==== Exercise material ====

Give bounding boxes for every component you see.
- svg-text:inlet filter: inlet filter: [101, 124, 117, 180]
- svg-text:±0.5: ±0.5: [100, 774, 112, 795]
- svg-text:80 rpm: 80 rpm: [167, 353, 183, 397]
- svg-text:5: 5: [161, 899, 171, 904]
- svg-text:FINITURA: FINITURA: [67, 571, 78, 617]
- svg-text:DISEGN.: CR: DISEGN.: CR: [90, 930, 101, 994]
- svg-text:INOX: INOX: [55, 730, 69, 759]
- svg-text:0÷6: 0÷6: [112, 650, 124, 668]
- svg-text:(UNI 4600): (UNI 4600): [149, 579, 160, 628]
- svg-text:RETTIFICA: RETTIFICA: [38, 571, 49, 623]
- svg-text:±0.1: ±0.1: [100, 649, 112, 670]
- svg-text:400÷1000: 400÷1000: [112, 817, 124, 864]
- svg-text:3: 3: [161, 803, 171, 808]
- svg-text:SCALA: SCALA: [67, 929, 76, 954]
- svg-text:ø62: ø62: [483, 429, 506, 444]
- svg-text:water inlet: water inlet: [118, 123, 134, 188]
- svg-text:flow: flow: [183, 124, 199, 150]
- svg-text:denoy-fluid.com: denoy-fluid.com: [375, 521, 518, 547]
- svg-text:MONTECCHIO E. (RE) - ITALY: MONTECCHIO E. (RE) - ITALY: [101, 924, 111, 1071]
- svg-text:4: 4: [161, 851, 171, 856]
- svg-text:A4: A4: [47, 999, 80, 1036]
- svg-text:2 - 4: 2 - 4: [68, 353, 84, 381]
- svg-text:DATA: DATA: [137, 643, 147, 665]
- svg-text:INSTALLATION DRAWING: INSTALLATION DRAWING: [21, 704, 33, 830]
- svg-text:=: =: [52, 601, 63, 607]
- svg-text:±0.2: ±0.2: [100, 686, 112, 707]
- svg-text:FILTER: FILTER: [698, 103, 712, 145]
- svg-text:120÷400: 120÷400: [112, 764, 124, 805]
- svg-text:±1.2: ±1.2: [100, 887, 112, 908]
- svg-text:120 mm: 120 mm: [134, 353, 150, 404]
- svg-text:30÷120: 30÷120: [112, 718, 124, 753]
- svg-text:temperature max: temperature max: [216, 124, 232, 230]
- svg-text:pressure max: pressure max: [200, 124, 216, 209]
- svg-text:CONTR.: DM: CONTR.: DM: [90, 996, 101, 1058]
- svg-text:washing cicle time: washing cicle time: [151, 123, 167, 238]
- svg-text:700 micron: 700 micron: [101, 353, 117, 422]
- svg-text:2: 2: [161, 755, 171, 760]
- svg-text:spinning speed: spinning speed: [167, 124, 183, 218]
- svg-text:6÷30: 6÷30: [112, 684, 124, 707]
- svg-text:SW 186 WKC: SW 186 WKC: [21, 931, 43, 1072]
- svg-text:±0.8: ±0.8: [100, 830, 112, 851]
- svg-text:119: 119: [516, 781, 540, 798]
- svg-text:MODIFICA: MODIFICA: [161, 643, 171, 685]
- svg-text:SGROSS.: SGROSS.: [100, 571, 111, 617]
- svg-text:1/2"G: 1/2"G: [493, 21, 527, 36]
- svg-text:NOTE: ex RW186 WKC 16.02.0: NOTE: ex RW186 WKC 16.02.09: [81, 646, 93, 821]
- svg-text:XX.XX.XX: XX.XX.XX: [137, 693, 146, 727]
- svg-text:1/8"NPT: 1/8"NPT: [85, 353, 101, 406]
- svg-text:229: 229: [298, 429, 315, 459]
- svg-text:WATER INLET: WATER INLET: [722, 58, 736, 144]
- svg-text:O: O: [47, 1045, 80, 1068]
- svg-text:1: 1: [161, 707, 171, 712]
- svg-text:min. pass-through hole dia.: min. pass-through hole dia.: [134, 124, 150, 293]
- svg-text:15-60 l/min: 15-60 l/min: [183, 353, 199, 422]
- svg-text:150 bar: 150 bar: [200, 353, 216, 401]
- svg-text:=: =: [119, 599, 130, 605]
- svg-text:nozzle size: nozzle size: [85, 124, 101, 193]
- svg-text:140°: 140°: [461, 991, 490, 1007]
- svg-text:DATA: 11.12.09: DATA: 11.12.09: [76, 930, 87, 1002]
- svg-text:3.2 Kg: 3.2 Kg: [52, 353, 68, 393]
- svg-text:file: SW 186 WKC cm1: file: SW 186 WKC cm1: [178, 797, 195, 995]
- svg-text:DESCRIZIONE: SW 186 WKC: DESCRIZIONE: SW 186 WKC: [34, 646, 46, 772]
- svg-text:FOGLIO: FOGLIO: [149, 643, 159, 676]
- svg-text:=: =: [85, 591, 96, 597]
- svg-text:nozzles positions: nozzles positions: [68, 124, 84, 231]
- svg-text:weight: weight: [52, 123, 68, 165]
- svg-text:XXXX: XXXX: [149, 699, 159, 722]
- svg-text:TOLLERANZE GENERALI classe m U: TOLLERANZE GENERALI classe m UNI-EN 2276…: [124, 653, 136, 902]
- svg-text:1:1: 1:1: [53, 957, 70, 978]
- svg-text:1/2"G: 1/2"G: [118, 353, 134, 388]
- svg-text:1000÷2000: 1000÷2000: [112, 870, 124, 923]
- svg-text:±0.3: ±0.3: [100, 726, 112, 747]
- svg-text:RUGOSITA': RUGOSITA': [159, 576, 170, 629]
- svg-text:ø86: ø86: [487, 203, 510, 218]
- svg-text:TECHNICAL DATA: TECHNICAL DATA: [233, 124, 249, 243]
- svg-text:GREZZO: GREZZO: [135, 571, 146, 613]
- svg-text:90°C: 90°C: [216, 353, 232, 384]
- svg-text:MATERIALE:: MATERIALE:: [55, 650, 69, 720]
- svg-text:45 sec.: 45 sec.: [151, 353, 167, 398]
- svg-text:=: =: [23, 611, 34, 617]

====

- Directions for this task:
Can you copy out all of the rows above word for word, without changing a character?

- Complete response:
Give bounding boxes for every component you see.
- svg-text:inlet filter: inlet filter: [101, 124, 117, 180]
- svg-text:±0.5: ±0.5: [100, 774, 112, 795]
- svg-text:80 rpm: 80 rpm: [167, 353, 183, 397]
- svg-text:5: 5: [161, 899, 171, 904]
- svg-text:FINITURA: FINITURA: [67, 571, 78, 617]
- svg-text:DISEGN.: CR: DISEGN.: CR: [90, 930, 101, 994]
- svg-text:INOX: INOX: [55, 730, 69, 759]
- svg-text:0÷6: 0÷6: [112, 650, 124, 668]
- svg-text:(UNI 4600): (UNI 4600): [149, 579, 160, 628]
- svg-text:RETTIFICA: RETTIFICA: [38, 571, 49, 623]
- svg-text:±0.1: ±0.1: [100, 649, 112, 670]
- svg-text:400÷1000: 400÷1000: [112, 817, 124, 864]
- svg-text:3: 3: [161, 803, 171, 808]
- svg-text:SCALA: SCALA: [67, 929, 76, 954]
- svg-text:ø62: ø62: [483, 429, 506, 444]
- svg-text:water inlet: water inlet: [118, 123, 134, 188]
- svg-text:flow: flow: [183, 124, 199, 150]
- svg-text:denoy-fluid.com: denoy-fluid.com: [375, 521, 518, 547]
- svg-text:MONTECCHIO E. (RE) - ITALY: MONTECCHIO E. (RE) - ITALY: [101, 924, 111, 1071]
- svg-text:4: 4: [161, 851, 171, 856]
- svg-text:A4: A4: [47, 999, 80, 1036]
- svg-text:2 - 4: 2 - 4: [68, 353, 84, 381]
- svg-text:DATA: DATA: [137, 643, 147, 665]
- svg-text:INSTALLATION DRAWING: INSTALLATION DRAWING: [21, 704, 33, 830]
- svg-text:=: =: [52, 601, 63, 607]
- svg-text:±0.2: ±0.2: [100, 686, 112, 707]
- svg-text:FILTER: FILTER: [698, 103, 712, 145]
- svg-text:120÷400: 120÷400: [112, 764, 124, 805]
- svg-text:±1.2: ±1.2: [100, 887, 112, 908]
- svg-text:120 mm: 120 mm: [134, 353, 150, 404]
- svg-text:30÷120: 30÷120: [112, 718, 124, 753]
- svg-text:temperature max: temperature max: [216, 124, 232, 230]
- svg-text:pressure max: pressure max: [200, 124, 216, 209]
- svg-text:CONTR.: DM: CONTR.: DM: [90, 996, 101, 1058]
- svg-text:washing cicle time: washing cicle time: [151, 123, 167, 238]
- svg-text:700 micron: 700 micron: [101, 353, 117, 422]
- svg-text:2: 2: [161, 755, 171, 760]
- svg-text:spinning speed: spinning speed: [167, 124, 183, 218]
- svg-text:6÷30: 6÷30: [112, 684, 124, 707]
- svg-text:SW 186 WKC: SW 186 WKC: [21, 931, 43, 1072]
- svg-text:±0.8: ±0.8: [100, 830, 112, 851]
- svg-text:119: 119: [516, 781, 540, 798]
- svg-text:MODIFICA: MODIFICA: [161, 643, 171, 685]
- svg-text:SGROSS.: SGROSS.: [100, 571, 111, 617]
- svg-text:1/2"G: 1/2"G: [493, 21, 527, 36]
- svg-text:NOTE: ex RW186 WKC 16.02.0: NOTE: ex RW186 WKC 16.02.09: [81, 646, 93, 821]
- svg-text:XX.XX.XX: XX.XX.XX: [137, 693, 146, 727]
- svg-text:1/8"NPT: 1/8"NPT: [85, 353, 101, 406]
- svg-text:229: 229: [298, 429, 315, 459]
- svg-text:WATER INLET: WATER INLET: [722, 58, 736, 144]
- svg-text:O: O: [47, 1045, 80, 1068]
- svg-text:1: 1: [161, 707, 171, 712]
- svg-text:min. pass-through hole dia.: min. pass-through hole dia.: [134, 124, 150, 293]
- svg-text:15-60 l/min: 15-60 l/min: [183, 353, 199, 422]
- svg-text:150 bar: 150 bar: [200, 353, 216, 401]
- svg-text:=: =: [119, 599, 130, 605]
- svg-text:nozzle size: nozzle size: [85, 124, 101, 193]
- svg-text:140°: 140°: [461, 991, 490, 1007]
- svg-text:DATA: 11.12.09: DATA: 11.12.09: [76, 930, 87, 1002]
- svg-text:3.2 Kg: 3.2 Kg: [52, 353, 68, 393]
- svg-text:file: SW 186 WKC cm1: file: SW 186 WKC cm1: [178, 797, 195, 995]
- svg-text:DESCRIZIONE: SW 186 WKC: DESCRIZIONE: SW 186 WKC: [34, 646, 46, 772]
- svg-text:FOGLIO: FOGLIO: [149, 643, 159, 676]
- svg-text:=: =: [85, 591, 96, 597]
- svg-text:nozzles positions: nozzles positions: [68, 124, 84, 231]
- svg-text:weight: weight: [52, 123, 68, 165]
- svg-text:XXXX: XXXX: [149, 699, 159, 722]
- svg-text:TOLLERANZE GENERALI classe m U: TOLLERANZE GENERALI classe m UNI-EN 2276…: [124, 653, 136, 902]
- svg-text:1:1: 1:1: [53, 957, 70, 978]
- svg-text:1/2"G: 1/2"G: [118, 353, 134, 388]
- svg-text:1000÷2000: 1000÷2000: [112, 870, 124, 923]
- svg-text:±0.3: ±0.3: [100, 726, 112, 747]
- svg-text:RUGOSITA': RUGOSITA': [159, 576, 170, 629]
- svg-text:ø86: ø86: [487, 203, 510, 218]
- svg-text:TECHNICAL DATA: TECHNICAL DATA: [233, 124, 249, 243]
- svg-text:GREZZO: GREZZO: [135, 571, 146, 613]
- svg-text:90°C: 90°C: [216, 353, 232, 384]
- svg-text:MATERIALE:: MATERIALE:: [55, 650, 69, 720]
- svg-text:45 sec.: 45 sec.: [151, 353, 167, 398]
- svg-text:=: =: [23, 611, 34, 617]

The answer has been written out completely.